(Source records)
>> begin
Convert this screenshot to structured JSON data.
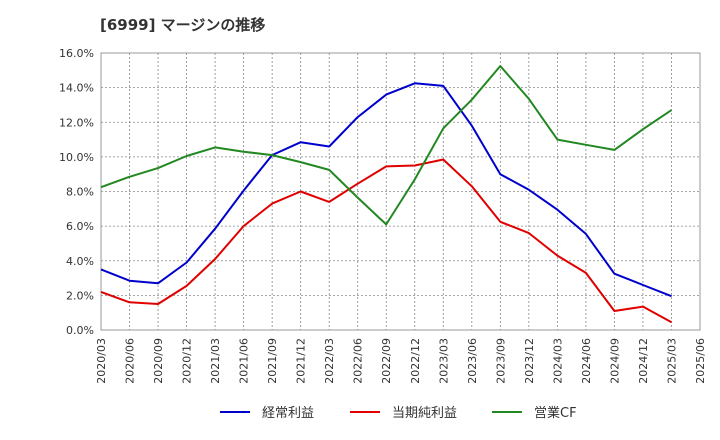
{
  "chart_data": {
    "type": "line",
    "title": "[6999]  マージンの推移",
    "x": [
      "2020/03",
      "2020/06",
      "2020/09",
      "2020/12",
      "2021/03",
      "2021/06",
      "2021/09",
      "2021/12",
      "2022/03",
      "2022/06",
      "2022/09",
      "2022/12",
      "2023/03",
      "2023/06",
      "2023/09",
      "2023/12",
      "2024/03",
      "2024/06",
      "2024/09",
      "2024/12",
      "2025/03",
      "2025/06"
    ],
    "ylim": [
      0,
      16
    ],
    "yticks": [
      "0.0%",
      "2.0%",
      "4.0%",
      "6.0%",
      "8.0%",
      "10.0%",
      "12.0%",
      "14.0%",
      "16.0%"
    ],
    "grid": true,
    "legend_position": "bottom",
    "series": [
      {
        "name": "経常利益",
        "color": "#0000cc",
        "values": [
          3.5,
          2.85,
          2.7,
          3.9,
          5.85,
          8.05,
          10.1,
          10.85,
          10.6,
          12.3,
          13.6,
          14.25,
          14.1,
          11.8,
          9.0,
          8.1,
          6.95,
          5.55,
          3.25,
          2.6,
          1.95,
          null
        ]
      },
      {
        "name": "当期純利益",
        "color": "#e00000",
        "values": [
          2.2,
          1.6,
          1.5,
          2.55,
          4.1,
          6.0,
          7.3,
          8.0,
          7.4,
          8.45,
          9.45,
          9.5,
          9.85,
          8.3,
          6.25,
          5.6,
          4.3,
          3.3,
          1.1,
          1.35,
          0.45,
          null
        ]
      },
      {
        "name": "営業CF",
        "color": "#228822",
        "values": [
          8.25,
          8.85,
          9.35,
          10.05,
          10.55,
          10.3,
          10.1,
          9.7,
          9.25,
          7.65,
          6.1,
          8.7,
          11.65,
          13.3,
          15.25,
          13.35,
          11.0,
          10.7,
          10.4,
          11.6,
          12.7,
          null
        ]
      }
    ]
  }
}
>> end
**GIVEN TASK**
Every record is to be reproduced exactly, with no pictures included.

**TASK RESULT**
Convert this screenshot to structured JSON data.
{
  "chart_data": {
    "type": "line",
    "title": "[6999]  マージンの推移",
    "x": [
      "2020/03",
      "2020/06",
      "2020/09",
      "2020/12",
      "2021/03",
      "2021/06",
      "2021/09",
      "2021/12",
      "2022/03",
      "2022/06",
      "2022/09",
      "2022/12",
      "2023/03",
      "2023/06",
      "2023/09",
      "2023/12",
      "2024/03",
      "2024/06",
      "2024/09",
      "2024/12",
      "2025/03",
      "2025/06"
    ],
    "ylim": [
      0,
      16
    ],
    "yticks": [
      "0.0%",
      "2.0%",
      "4.0%",
      "6.0%",
      "8.0%",
      "10.0%",
      "12.0%",
      "14.0%",
      "16.0%"
    ],
    "grid": true,
    "legend_position": "bottom",
    "series": [
      {
        "name": "経常利益",
        "color": "#0000cc",
        "values": [
          3.5,
          2.85,
          2.7,
          3.9,
          5.85,
          8.05,
          10.1,
          10.85,
          10.6,
          12.3,
          13.6,
          14.25,
          14.1,
          11.8,
          9.0,
          8.1,
          6.95,
          5.55,
          3.25,
          2.6,
          1.95,
          null
        ]
      },
      {
        "name": "当期純利益",
        "color": "#e00000",
        "values": [
          2.2,
          1.6,
          1.5,
          2.55,
          4.1,
          6.0,
          7.3,
          8.0,
          7.4,
          8.45,
          9.45,
          9.5,
          9.85,
          8.3,
          6.25,
          5.6,
          4.3,
          3.3,
          1.1,
          1.35,
          0.45,
          null
        ]
      },
      {
        "name": "営業CF",
        "color": "#228822",
        "values": [
          8.25,
          8.85,
          9.35,
          10.05,
          10.55,
          10.3,
          10.1,
          9.7,
          9.25,
          7.65,
          6.1,
          8.7,
          11.65,
          13.3,
          15.25,
          13.35,
          11.0,
          10.7,
          10.4,
          11.6,
          12.7,
          null
        ]
      }
    ]
  }
}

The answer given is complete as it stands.